==== Data entries

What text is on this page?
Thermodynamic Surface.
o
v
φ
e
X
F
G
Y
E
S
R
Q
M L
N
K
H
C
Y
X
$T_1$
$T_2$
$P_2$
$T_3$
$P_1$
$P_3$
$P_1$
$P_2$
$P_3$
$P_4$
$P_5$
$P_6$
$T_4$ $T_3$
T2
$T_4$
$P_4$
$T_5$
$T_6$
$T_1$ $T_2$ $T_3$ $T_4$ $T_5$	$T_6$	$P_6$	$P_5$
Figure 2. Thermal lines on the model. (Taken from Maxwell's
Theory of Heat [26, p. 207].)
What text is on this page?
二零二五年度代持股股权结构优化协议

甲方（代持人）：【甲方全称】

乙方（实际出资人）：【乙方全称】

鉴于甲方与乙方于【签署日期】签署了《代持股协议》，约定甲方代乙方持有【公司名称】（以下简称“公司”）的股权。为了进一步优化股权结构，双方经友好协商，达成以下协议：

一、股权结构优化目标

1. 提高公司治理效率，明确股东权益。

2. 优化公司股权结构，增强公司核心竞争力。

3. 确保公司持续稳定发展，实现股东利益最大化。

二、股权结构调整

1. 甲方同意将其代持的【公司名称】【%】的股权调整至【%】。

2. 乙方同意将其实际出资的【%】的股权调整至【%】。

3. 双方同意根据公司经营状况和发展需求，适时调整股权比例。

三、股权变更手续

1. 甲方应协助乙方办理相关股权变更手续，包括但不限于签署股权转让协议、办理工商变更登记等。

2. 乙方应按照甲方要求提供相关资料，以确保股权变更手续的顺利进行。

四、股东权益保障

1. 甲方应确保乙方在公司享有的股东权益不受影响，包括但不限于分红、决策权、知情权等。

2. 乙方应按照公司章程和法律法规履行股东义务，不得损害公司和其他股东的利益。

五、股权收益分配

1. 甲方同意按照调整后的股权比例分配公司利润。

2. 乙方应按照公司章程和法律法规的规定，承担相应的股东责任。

========

From the records above, extract every entry exactly as given.

Output for this task ▸
What text is on this page?
Thermodynamic Surface.
o
v
φ
e
X
F
G
Y
E
S
R
Q
M L
N
K
H
C
Y
X
$T_1$
$T_2$
$P_2$
$T_3$
$P_1$
$P_3$
$P_1$
$P_2$
$P_3$
$P_4$
$P_5$
$P_6$
$T_4$ $T_3$
T2
$T_4$
$P_4$
$T_5$
$T_6$
$T_1$ $T_2$ $T_3$ $T_4$ $T_5$	$T_6$	$P_6$	$P_5$
Figure 2. Thermal lines on the model. (Taken from Maxwell's
Theory of Heat [26, p. 207].)
What text is on this page?
二零二五年度代持股股权结构优化协议

甲方（代持人）：【甲方全称】

乙方（实际出资人）：【乙方全称】

鉴于甲方与乙方于【签署日期】签署了《代持股协议》，约定甲方代乙方持有【公司名称】（以下简称“公司”）的股权。为了进一步优化股权结构，双方经友好协商，达成以下协议：

一、股权结构优化目标

1. 提高公司治理效率，明确股东权益。

2. 优化公司股权结构，增强公司核心竞争力。

3. 确保公司持续稳定发展，实现股东利益最大化。

二、股权结构调整

1. 甲方同意将其代持的【公司名称】【%】的股权调整至【%】。

2. 乙方同意将其实际出资的【%】的股权调整至【%】。

3. 双方同意根据公司经营状况和发展需求，适时调整股权比例。

三、股权变更手续

1. 甲方应协助乙方办理相关股权变更手续，包括但不限于签署股权转让协议、办理工商变更登记等。

2. 乙方应按照甲方要求提供相关资料，以确保股权变更手续的顺利进行。

四、股东权益保障

1. 甲方应确保乙方在公司享有的股东权益不受影响，包括但不限于分红、决策权、知情权等。

2. 乙方应按照公司章程和法律法规履行股东义务，不得损害公司和其他股东的利益。

五、股权收益分配

1. 甲方同意按照调整后的股权比例分配公司利润。

2. 乙方应按照公司章程和法律法规的规定，承担相应的股东责任。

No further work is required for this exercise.